§ Your goal:
Give only the number of lines below that contain the word "content".

§ Supplied data:
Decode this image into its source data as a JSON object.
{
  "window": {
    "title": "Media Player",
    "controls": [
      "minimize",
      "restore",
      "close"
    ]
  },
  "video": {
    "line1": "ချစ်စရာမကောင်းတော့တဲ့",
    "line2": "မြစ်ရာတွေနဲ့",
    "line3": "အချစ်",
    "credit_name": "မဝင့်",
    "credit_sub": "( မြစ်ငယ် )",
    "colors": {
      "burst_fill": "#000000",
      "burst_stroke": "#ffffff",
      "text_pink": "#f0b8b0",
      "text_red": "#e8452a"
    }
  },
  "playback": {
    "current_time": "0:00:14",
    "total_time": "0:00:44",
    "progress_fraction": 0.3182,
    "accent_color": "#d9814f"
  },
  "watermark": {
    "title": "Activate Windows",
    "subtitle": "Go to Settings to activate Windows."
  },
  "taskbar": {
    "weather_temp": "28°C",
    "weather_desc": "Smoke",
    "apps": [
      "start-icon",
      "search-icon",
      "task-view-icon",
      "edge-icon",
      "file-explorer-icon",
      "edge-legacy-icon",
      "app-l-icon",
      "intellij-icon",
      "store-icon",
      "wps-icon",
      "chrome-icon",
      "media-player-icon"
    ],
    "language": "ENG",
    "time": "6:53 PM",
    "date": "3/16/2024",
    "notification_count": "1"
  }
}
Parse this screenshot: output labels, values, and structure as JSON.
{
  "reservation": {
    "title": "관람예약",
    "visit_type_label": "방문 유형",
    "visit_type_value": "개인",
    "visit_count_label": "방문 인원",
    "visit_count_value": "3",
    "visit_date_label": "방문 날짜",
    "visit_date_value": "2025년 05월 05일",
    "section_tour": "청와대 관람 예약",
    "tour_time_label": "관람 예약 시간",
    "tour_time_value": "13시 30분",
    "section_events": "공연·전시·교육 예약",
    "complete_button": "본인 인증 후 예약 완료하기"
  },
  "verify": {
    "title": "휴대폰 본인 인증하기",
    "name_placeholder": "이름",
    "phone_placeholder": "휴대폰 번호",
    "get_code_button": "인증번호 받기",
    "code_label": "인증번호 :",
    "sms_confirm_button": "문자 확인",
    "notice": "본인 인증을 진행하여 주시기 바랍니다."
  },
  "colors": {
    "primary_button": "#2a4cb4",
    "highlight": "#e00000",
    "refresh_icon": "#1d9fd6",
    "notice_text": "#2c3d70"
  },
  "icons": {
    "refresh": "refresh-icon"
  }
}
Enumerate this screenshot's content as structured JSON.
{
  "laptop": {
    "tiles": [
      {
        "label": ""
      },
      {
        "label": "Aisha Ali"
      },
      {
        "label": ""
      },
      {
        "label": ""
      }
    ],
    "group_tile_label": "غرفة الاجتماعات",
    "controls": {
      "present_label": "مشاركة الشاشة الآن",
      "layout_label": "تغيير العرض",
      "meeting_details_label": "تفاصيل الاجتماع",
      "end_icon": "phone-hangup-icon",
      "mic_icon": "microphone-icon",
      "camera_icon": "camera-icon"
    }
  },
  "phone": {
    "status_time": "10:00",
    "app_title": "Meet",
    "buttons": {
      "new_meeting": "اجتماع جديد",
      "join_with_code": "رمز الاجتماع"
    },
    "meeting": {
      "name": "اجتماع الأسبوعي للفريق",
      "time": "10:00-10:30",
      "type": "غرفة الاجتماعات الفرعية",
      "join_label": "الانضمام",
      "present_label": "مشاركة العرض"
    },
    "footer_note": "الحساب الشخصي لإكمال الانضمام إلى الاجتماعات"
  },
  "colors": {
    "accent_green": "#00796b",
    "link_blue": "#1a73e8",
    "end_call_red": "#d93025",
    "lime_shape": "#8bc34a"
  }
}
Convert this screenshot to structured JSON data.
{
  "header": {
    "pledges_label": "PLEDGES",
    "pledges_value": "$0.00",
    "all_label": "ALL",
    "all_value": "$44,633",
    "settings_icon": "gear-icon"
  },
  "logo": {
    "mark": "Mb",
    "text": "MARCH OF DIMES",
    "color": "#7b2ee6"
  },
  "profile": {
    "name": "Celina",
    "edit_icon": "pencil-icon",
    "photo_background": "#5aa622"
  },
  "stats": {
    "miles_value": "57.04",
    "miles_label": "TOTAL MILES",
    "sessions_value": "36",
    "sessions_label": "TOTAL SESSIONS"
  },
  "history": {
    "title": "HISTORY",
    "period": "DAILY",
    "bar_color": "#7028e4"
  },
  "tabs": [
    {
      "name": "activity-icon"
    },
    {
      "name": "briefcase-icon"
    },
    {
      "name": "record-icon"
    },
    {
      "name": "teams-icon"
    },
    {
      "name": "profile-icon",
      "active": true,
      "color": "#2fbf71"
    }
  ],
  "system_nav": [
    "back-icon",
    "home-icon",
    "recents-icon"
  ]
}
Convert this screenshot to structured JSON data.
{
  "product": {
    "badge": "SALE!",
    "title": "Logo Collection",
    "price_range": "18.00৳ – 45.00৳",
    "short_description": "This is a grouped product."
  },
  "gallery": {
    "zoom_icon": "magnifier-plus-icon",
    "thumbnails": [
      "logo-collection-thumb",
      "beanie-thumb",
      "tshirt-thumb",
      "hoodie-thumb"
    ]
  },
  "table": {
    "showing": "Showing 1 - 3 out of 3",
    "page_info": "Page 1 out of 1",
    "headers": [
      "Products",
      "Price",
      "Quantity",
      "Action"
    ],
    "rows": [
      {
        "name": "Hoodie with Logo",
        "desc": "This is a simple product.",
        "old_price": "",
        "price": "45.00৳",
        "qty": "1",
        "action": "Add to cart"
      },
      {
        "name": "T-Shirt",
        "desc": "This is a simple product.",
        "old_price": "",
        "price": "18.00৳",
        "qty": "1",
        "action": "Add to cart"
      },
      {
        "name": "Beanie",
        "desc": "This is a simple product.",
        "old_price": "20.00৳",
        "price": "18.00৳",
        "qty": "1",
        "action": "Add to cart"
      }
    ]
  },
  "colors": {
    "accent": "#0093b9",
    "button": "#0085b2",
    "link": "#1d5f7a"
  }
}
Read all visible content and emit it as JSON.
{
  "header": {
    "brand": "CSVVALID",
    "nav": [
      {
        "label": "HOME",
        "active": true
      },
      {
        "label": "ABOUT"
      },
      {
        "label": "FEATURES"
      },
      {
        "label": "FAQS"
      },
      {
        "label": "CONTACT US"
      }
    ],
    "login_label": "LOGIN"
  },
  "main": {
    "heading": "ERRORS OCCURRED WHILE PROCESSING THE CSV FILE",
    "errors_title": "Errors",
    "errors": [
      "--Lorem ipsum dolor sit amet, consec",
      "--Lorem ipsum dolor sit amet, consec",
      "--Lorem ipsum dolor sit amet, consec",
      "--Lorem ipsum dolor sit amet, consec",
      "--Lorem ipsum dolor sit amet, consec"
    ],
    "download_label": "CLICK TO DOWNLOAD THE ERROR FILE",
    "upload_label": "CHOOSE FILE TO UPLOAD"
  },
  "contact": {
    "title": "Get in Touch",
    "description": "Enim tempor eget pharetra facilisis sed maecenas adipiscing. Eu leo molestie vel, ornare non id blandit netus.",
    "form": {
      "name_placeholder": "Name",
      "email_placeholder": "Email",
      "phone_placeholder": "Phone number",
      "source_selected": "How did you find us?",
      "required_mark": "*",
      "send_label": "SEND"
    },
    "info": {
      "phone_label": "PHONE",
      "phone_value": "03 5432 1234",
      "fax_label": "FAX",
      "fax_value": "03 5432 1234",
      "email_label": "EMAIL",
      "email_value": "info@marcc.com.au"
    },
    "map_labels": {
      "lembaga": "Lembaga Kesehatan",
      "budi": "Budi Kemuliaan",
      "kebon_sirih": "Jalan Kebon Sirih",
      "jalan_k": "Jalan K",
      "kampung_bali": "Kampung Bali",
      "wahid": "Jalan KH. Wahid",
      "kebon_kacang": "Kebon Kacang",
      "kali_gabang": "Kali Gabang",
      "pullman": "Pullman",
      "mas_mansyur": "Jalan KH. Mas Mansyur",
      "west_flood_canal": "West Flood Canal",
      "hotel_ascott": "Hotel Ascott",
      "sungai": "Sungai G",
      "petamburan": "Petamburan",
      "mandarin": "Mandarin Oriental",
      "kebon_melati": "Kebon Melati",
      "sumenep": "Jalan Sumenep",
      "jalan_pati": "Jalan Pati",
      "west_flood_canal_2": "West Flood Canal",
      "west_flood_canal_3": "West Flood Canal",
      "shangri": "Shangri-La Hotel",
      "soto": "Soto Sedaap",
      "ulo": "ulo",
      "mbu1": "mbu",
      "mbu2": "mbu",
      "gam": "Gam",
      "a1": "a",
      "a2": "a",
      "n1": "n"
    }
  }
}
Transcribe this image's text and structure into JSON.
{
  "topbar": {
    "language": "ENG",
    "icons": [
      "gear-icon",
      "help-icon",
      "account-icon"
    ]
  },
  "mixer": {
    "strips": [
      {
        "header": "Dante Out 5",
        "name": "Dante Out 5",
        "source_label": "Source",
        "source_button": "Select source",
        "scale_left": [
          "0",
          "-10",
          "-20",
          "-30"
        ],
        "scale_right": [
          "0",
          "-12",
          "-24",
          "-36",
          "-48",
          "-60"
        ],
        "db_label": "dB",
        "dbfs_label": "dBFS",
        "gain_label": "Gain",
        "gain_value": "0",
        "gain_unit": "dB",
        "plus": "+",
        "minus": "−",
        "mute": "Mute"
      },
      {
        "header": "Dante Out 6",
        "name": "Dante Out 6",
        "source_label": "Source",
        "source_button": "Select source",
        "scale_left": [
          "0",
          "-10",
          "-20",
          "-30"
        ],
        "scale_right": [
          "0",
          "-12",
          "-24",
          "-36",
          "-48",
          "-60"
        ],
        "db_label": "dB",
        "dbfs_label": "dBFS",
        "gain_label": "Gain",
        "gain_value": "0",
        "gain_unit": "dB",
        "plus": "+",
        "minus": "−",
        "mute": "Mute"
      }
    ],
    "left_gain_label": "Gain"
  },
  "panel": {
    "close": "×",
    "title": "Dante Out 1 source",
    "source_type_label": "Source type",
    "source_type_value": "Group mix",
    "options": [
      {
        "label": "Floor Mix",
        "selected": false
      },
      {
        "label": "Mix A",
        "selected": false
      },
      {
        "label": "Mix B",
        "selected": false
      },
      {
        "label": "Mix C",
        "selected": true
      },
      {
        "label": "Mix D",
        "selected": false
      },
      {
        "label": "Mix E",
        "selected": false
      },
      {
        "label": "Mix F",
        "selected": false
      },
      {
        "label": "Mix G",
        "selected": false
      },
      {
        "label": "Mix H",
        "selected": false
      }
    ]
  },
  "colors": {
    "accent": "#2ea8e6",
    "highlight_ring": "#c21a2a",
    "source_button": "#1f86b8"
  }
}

§ Exercise answer:
2